Durante la pandemia de COVID-19, esa fractura se amplió hasta convertirse en un abismo. Los pacientes vieron a los médicos recitar los argumentos del gobierno en lugar de expresarse con voz propia. Vieron a médicos valientes castigados por cuestionar políticas perjudiciales. Vieron vidas perdidas porque los protocolos se aplicaban con una rigidez ciega. En el proceso, la confianza en la medicina se derrumbó. Los pacientes no abandonaron la ciencia, sino un sistema que ya no se sentía humano.
El coste de esta pérdida es inmenso. Se mide no solo en el sufrimiento de los pacientes, sino también en el daño moral infligido a los médicos que aún creen en su vocación. Para quienes nos negamos a abandonar a los pacientes, quienes entramos en las salas de Covid cuando otros no lo hicieron, la traición de nuestros colegas fue más dura de soportar que el propio virus. Vimos la medicina reducida a la burocracia; nuestra profesión degradada a una clase directiva con batas blancas. Vimos la alegría reemplazada por la desesperación. La alegría de la medicina —la alegría de tocar una vida, de ayudar a alguien a respirar de nuevo— no puede sobrevivir mucho tiempo en un sistema donde los pacientes son procesados como productos.
Sin embargo, a pesar de todo esto, sigo convencido de que la vocación se puede recuperar. He visto destellos de ella. He trabajado junto a enfermeras cuya compasión brilló incluso cuando el sistema intentó sofocarla. He guiado a estudiantes que aún se atrevían a mirar a los pacientes con asombro, que resistieron la tentación de verlos como listas de verificación. Estos momentos me recuerdan que la vocación no ha muerto. Está latente. Y como todo lo latente, puede despertar, pero solo si luchamos por ella.
::::::::
> **EJERCICIOS**
• 1. Traduce al inglés esta oración del texto de estudio: "Los pacientes no abandonaron la ciencia, sino un sistema que ya no se sentía humano."
• 2. Según el texto de estudio, ¿qué vieron los pacientes durante la pandemia de COVID-19? Enumera todo lo que se menciona.
• 3. Actualiza el tramo del texto de estudio que va desde "Durante la pandemia" hasta "se sentía humano." y cambia "médicos" por "doctores".
::::::::
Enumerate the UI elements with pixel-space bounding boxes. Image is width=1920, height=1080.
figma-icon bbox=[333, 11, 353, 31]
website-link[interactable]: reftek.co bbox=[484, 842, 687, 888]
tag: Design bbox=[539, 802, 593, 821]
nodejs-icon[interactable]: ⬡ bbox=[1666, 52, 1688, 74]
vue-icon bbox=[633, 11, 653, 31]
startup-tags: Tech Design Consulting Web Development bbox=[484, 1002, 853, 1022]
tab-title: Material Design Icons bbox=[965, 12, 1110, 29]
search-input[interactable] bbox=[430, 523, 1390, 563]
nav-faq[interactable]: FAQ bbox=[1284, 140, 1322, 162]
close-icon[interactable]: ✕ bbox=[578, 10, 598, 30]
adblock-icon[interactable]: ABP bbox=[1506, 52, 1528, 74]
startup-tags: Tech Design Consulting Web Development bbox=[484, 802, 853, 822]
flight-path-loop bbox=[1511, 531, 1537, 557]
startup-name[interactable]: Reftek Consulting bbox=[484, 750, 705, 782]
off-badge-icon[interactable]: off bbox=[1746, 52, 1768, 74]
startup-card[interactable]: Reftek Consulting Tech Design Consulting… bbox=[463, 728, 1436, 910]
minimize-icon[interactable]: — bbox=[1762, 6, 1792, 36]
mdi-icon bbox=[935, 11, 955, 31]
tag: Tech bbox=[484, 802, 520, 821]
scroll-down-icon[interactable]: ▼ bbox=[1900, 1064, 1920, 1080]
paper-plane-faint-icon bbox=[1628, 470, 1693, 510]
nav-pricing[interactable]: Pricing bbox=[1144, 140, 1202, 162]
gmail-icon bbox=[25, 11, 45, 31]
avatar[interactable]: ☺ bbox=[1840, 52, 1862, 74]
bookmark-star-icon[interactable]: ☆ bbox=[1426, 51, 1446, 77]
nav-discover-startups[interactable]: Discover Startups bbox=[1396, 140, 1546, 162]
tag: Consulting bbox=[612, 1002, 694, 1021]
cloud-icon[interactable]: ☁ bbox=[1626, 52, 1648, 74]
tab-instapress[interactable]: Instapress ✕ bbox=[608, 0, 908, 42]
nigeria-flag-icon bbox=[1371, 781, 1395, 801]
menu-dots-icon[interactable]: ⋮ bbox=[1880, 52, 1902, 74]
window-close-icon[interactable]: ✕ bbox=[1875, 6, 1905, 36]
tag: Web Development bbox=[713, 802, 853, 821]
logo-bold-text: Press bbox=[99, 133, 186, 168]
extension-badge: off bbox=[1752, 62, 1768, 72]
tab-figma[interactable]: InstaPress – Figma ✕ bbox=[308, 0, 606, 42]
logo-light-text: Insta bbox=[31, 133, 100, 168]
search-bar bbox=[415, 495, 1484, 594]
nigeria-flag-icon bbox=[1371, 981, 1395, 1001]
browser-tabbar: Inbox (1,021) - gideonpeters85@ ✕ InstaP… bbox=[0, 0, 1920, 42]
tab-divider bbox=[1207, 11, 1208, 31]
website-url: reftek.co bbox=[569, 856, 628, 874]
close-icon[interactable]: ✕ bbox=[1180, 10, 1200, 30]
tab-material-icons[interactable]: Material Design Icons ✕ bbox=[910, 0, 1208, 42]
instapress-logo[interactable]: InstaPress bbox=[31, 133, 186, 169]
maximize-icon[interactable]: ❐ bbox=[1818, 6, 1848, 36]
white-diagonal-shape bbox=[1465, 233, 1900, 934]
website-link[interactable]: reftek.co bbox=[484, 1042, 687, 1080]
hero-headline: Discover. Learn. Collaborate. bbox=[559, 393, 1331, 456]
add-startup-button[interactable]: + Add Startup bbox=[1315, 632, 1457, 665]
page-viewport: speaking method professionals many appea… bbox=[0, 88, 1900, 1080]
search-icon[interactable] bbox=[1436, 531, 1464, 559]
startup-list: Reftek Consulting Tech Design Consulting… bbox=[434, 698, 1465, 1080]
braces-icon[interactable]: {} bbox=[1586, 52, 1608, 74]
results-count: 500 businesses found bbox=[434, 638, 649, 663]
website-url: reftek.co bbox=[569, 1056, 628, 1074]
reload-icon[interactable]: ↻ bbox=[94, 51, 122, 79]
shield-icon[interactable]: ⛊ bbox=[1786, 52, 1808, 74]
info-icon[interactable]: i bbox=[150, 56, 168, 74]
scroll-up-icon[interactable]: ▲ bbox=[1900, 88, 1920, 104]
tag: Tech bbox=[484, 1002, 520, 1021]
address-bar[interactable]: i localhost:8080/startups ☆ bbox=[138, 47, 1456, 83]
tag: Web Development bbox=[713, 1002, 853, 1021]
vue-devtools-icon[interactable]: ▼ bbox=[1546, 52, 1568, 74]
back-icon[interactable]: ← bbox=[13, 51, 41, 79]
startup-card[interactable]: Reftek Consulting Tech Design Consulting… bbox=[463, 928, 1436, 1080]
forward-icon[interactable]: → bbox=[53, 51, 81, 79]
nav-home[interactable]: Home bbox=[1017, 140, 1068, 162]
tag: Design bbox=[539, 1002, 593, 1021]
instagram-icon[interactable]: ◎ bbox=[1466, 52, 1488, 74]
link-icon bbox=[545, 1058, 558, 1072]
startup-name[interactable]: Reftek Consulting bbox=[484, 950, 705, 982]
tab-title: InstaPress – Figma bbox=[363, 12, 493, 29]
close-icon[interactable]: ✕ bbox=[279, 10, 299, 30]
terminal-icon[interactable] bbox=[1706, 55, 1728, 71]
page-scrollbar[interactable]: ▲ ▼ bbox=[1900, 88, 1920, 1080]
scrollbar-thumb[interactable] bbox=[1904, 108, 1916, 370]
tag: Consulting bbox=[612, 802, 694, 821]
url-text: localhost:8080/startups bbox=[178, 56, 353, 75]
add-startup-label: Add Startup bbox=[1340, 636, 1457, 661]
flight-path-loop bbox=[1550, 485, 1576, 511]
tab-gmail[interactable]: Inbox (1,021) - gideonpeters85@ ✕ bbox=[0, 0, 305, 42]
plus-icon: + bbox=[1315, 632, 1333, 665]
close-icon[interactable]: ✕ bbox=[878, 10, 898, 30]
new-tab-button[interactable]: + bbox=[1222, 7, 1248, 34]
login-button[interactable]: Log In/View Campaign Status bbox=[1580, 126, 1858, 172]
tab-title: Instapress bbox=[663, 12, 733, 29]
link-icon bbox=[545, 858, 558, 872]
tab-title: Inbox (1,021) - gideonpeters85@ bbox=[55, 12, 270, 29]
::::::::
> **RESPUESTAS**
• 1. Patients did not abandon science, but rather a system that no longer felt human.

• 2.
- Médicos que recitaban los argumentos del gobierno en lugar de expresarse con voz propia.
- Médicos valientes castigados por cuestionar políticas perjudiciales.
- Vidas perdidas porque los protocolos se aplicaban con una rigidez ciega.

• 3.
Durante la pandemia de COVID-19, esa fractura se amplió hasta convertirse en un abismo. Los pacientes vieron a los doctores recitar los argumentos del gobierno en lugar de expresarse con voz propia. Vieron a doctores valientes castigados por cuestionar políticas perjudiciales. Vieron vidas perdidas porque los protocolos se aplicaban con una rigidez ciega. En el proceso, la confianza en la medicina se derrumbó. Los pacientes no abandonaron la ciencia, sino un sistema que ya no se sentía humano.